Begin Exercise material

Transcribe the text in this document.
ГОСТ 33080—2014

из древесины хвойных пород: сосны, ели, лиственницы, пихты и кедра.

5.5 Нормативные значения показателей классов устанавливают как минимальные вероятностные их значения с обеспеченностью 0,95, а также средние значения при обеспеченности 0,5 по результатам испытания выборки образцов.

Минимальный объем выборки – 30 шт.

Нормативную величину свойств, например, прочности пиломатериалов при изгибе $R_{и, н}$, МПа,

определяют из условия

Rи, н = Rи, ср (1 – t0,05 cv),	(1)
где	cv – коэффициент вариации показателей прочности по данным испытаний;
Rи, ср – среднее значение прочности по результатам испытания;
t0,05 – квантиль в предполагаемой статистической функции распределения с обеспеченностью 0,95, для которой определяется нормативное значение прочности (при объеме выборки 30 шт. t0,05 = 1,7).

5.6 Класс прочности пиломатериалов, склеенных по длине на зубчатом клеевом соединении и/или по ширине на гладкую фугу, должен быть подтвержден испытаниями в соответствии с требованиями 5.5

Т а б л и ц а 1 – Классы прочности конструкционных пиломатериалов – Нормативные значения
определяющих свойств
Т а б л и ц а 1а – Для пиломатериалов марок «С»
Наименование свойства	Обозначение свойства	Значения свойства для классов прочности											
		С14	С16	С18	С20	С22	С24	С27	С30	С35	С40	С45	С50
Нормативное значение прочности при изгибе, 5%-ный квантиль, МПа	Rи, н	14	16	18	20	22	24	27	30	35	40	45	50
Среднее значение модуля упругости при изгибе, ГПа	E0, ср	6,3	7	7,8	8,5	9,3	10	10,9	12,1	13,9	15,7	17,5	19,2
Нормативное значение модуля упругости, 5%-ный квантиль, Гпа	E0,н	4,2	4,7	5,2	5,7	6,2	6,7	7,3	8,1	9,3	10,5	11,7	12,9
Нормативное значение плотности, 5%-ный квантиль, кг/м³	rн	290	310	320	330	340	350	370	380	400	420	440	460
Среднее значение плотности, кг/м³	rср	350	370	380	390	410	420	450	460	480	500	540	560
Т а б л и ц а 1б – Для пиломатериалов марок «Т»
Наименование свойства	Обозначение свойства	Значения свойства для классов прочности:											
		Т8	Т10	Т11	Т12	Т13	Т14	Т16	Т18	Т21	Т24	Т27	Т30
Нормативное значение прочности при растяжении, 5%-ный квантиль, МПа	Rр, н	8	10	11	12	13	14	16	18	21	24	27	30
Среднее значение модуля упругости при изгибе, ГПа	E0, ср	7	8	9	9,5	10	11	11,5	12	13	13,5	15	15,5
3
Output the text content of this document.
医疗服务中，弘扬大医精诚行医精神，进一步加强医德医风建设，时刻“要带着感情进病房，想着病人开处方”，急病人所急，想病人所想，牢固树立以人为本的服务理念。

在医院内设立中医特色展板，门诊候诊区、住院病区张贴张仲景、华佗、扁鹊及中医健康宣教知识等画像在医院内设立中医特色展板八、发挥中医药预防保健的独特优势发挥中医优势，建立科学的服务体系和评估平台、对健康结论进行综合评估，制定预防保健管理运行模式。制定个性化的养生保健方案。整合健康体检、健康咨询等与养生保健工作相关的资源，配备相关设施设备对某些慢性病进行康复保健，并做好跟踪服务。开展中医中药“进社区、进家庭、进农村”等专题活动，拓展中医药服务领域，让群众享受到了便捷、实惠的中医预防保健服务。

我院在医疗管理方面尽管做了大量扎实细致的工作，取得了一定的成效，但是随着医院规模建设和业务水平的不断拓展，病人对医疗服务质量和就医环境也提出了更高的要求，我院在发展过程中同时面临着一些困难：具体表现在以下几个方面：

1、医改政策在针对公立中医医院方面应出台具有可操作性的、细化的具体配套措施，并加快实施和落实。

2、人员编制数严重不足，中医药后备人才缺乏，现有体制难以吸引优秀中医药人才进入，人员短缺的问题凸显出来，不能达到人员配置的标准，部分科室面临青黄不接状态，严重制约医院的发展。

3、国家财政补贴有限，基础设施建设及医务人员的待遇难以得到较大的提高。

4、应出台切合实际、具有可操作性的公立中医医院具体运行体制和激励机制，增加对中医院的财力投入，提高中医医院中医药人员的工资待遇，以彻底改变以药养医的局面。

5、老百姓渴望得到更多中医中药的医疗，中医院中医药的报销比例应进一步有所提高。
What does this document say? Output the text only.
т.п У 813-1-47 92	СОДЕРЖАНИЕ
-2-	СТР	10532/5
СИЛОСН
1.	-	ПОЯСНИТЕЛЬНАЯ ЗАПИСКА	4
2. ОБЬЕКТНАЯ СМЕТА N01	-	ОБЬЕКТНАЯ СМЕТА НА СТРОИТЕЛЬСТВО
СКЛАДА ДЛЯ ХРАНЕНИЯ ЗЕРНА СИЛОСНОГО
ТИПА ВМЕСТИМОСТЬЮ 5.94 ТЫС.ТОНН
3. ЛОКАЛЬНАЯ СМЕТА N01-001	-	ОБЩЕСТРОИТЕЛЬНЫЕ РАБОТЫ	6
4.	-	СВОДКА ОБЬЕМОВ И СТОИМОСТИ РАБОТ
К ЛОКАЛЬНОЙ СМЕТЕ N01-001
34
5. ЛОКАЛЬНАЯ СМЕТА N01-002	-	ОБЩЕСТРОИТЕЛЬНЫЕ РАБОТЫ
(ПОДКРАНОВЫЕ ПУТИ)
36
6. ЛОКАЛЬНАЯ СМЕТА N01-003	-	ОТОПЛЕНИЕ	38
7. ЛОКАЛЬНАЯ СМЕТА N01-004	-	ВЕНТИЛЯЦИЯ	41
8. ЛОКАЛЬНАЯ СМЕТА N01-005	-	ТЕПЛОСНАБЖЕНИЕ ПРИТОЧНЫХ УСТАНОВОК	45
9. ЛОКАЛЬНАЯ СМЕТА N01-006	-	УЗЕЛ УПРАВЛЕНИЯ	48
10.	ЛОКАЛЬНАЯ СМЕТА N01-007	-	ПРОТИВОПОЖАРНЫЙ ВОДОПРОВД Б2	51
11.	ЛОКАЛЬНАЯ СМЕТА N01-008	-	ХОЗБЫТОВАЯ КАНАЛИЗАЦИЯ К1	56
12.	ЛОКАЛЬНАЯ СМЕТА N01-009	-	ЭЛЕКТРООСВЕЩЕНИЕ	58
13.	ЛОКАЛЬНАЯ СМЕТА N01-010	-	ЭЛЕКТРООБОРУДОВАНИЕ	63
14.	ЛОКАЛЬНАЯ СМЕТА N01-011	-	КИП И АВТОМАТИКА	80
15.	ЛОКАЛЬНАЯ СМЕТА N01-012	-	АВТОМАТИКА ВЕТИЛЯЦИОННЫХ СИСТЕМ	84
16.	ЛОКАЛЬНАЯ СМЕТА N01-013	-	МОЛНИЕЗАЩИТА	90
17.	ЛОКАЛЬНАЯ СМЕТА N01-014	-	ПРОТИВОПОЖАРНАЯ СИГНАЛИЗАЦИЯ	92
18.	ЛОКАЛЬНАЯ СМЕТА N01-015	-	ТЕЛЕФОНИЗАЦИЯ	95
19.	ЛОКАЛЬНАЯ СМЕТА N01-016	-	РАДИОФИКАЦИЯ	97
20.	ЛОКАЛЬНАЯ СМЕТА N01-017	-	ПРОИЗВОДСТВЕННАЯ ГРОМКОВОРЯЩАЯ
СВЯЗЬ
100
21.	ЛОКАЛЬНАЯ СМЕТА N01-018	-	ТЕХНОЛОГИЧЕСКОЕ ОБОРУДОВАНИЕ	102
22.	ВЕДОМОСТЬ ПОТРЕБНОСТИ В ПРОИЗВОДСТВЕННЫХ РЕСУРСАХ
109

End Exercise material

Write out the records above again, keeping each one identical to the original.

> [Solution to the problem]:
Transcribe the text in this document.
ГОСТ 33080—2014

из древесины хвойных пород: сосны, ели, лиственницы, пихты и кедра.

5.5 Нормативные значения показателей классов устанавливают как минимальные вероятностные их значения с обеспеченностью 0,95, а также средние значения при обеспеченности 0,5 по результатам испытания выборки образцов.

Минимальный объем выборки – 30 шт.

Нормативную величину свойств, например, прочности пиломатериалов при изгибе $R_{и, н}$, МПа,

определяют из условия

Rи, н = Rи, ср (1 – t0,05 cv),	(1)
где	cv – коэффициент вариации показателей прочности по данным испытаний;
Rи, ср – среднее значение прочности по результатам испытания;
t0,05 – квантиль в предполагаемой статистической функции распределения с обеспеченностью 0,95, для которой определяется нормативное значение прочности (при объеме выборки 30 шт. t0,05 = 1,7).

5.6 Класс прочности пиломатериалов, склеенных по длине на зубчатом клеевом соединении и/или по ширине на гладкую фугу, должен быть подтвержден испытаниями в соответствии с требованиями 5.5

Т а б л и ц а 1 – Классы прочности конструкционных пиломатериалов – Нормативные значения
определяющих свойств
Т а б л и ц а 1а – Для пиломатериалов марок «С»
Наименование свойства	Обозначение свойства	Значения свойства для классов прочности											
		С14	С16	С18	С20	С22	С24	С27	С30	С35	С40	С45	С50
Нормативное значение прочности при изгибе, 5%-ный квантиль, МПа	Rи, н	14	16	18	20	22	24	27	30	35	40	45	50
Среднее значение модуля упругости при изгибе, ГПа	E0, ср	6,3	7	7,8	8,5	9,3	10	10,9	12,1	13,9	15,7	17,5	19,2
Нормативное значение модуля упругости, 5%-ный квантиль, Гпа	E0,н	4,2	4,7	5,2	5,7	6,2	6,7	7,3	8,1	9,3	10,5	11,7	12,9
Нормативное значение плотности, 5%-ный квантиль, кг/м³	rн	290	310	320	330	340	350	370	380	400	420	440	460
Среднее значение плотности, кг/м³	rср	350	370	380	390	410	420	450	460	480	500	540	560
Т а б л и ц а 1б – Для пиломатериалов марок «Т»
Наименование свойства	Обозначение свойства	Значения свойства для классов прочности:											
		Т8	Т10	Т11	Т12	Т13	Т14	Т16	Т18	Т21	Т24	Т27	Т30
Нормативное значение прочности при растяжении, 5%-ный квантиль, МПа	Rр, н	8	10	11	12	13	14	16	18	21	24	27	30
Среднее значение модуля упругости при изгибе, ГПа	E0, ср	7	8	9	9,5	10	11	11,5	12	13	13,5	15	15,5
3
Output the text content of this document.
医疗服务中，弘扬大医精诚行医精神，进一步加强医德医风建设，时刻“要带着感情进病房，想着病人开处方”，急病人所急，想病人所想，牢固树立以人为本的服务理念。

在医院内设立中医特色展板，门诊候诊区、住院病区张贴张仲景、华佗、扁鹊及中医健康宣教知识等画像在医院内设立中医特色展板八、发挥中医药预防保健的独特优势发挥中医优势，建立科学的服务体系和评估平台、对健康结论进行综合评估，制定预防保健管理运行模式。制定个性化的养生保健方案。整合健康体检、健康咨询等与养生保健工作相关的资源，配备相关设施设备对某些慢性病进行康复保健，并做好跟踪服务。开展中医中药“进社区、进家庭、进农村”等专题活动，拓展中医药服务领域，让群众享受到了便捷、实惠的中医预防保健服务。

我院在医疗管理方面尽管做了大量扎实细致的工作，取得了一定的成效，但是随着医院规模建设和业务水平的不断拓展，病人对医疗服务质量和就医环境也提出了更高的要求，我院在发展过程中同时面临着一些困难：具体表现在以下几个方面：

1、医改政策在针对公立中医医院方面应出台具有可操作性的、细化的具体配套措施，并加快实施和落实。

2、人员编制数严重不足，中医药后备人才缺乏，现有体制难以吸引优秀中医药人才进入，人员短缺的问题凸显出来，不能达到人员配置的标准，部分科室面临青黄不接状态，严重制约医院的发展。

3、国家财政补贴有限，基础设施建设及医务人员的待遇难以得到较大的提高。

4、应出台切合实际、具有可操作性的公立中医医院具体运行体制和激励机制，增加对中医院的财力投入，提高中医医院中医药人员的工资待遇，以彻底改变以药养医的局面。

5、老百姓渴望得到更多中医中药的医疗，中医院中医药的报销比例应进一步有所提高。
What does this document say? Output the text only.
т.п У 813-1-47 92	СОДЕРЖАНИЕ
-2-	СТР	10532/5
СИЛОСН
1.	-	ПОЯСНИТЕЛЬНАЯ ЗАПИСКА	4
2. ОБЬЕКТНАЯ СМЕТА N01	-	ОБЬЕКТНАЯ СМЕТА НА СТРОИТЕЛЬСТВО
СКЛАДА ДЛЯ ХРАНЕНИЯ ЗЕРНА СИЛОСНОГО
ТИПА ВМЕСТИМОСТЬЮ 5.94 ТЫС.ТОНН
3. ЛОКАЛЬНАЯ СМЕТА N01-001	-	ОБЩЕСТРОИТЕЛЬНЫЕ РАБОТЫ	6
4.	-	СВОДКА ОБЬЕМОВ И СТОИМОСТИ РАБОТ
К ЛОКАЛЬНОЙ СМЕТЕ N01-001
34
5. ЛОКАЛЬНАЯ СМЕТА N01-002	-	ОБЩЕСТРОИТЕЛЬНЫЕ РАБОТЫ
(ПОДКРАНОВЫЕ ПУТИ)
36
6. ЛОКАЛЬНАЯ СМЕТА N01-003	-	ОТОПЛЕНИЕ	38
7. ЛОКАЛЬНАЯ СМЕТА N01-004	-	ВЕНТИЛЯЦИЯ	41
8. ЛОКАЛЬНАЯ СМЕТА N01-005	-	ТЕПЛОСНАБЖЕНИЕ ПРИТОЧНЫХ УСТАНОВОК	45
9. ЛОКАЛЬНАЯ СМЕТА N01-006	-	УЗЕЛ УПРАВЛЕНИЯ	48
10.	ЛОКАЛЬНАЯ СМЕТА N01-007	-	ПРОТИВОПОЖАРНЫЙ ВОДОПРОВД Б2	51
11.	ЛОКАЛЬНАЯ СМЕТА N01-008	-	ХОЗБЫТОВАЯ КАНАЛИЗАЦИЯ К1	56
12.	ЛОКАЛЬНАЯ СМЕТА N01-009	-	ЭЛЕКТРООСВЕЩЕНИЕ	58
13.	ЛОКАЛЬНАЯ СМЕТА N01-010	-	ЭЛЕКТРООБОРУДОВАНИЕ	63
14.	ЛОКАЛЬНАЯ СМЕТА N01-011	-	КИП И АВТОМАТИКА	80
15.	ЛОКАЛЬНАЯ СМЕТА N01-012	-	АВТОМАТИКА ВЕТИЛЯЦИОННЫХ СИСТЕМ	84
16.	ЛОКАЛЬНАЯ СМЕТА N01-013	-	МОЛНИЕЗАЩИТА	90
17.	ЛОКАЛЬНАЯ СМЕТА N01-014	-	ПРОТИВОПОЖАРНАЯ СИГНАЛИЗАЦИЯ	92
18.	ЛОКАЛЬНАЯ СМЕТА N01-015	-	ТЕЛЕФОНИЗАЦИЯ	95
19.	ЛОКАЛЬНАЯ СМЕТА N01-016	-	РАДИОФИКАЦИЯ	97
20.	ЛОКАЛЬНАЯ СМЕТА N01-017	-	ПРОИЗВОДСТВЕННАЯ ГРОМКОВОРЯЩАЯ
СВЯЗЬ
100
21.	ЛОКАЛЬНАЯ СМЕТА N01-018	-	ТЕХНОЛОГИЧЕСКОЕ ОБОРУДОВАНИЕ	102
22.	ВЕДОМОСТЬ ПОТРЕБНОСТИ В ПРОИЗВОДСТВЕННЫХ РЕСУРСАХ
109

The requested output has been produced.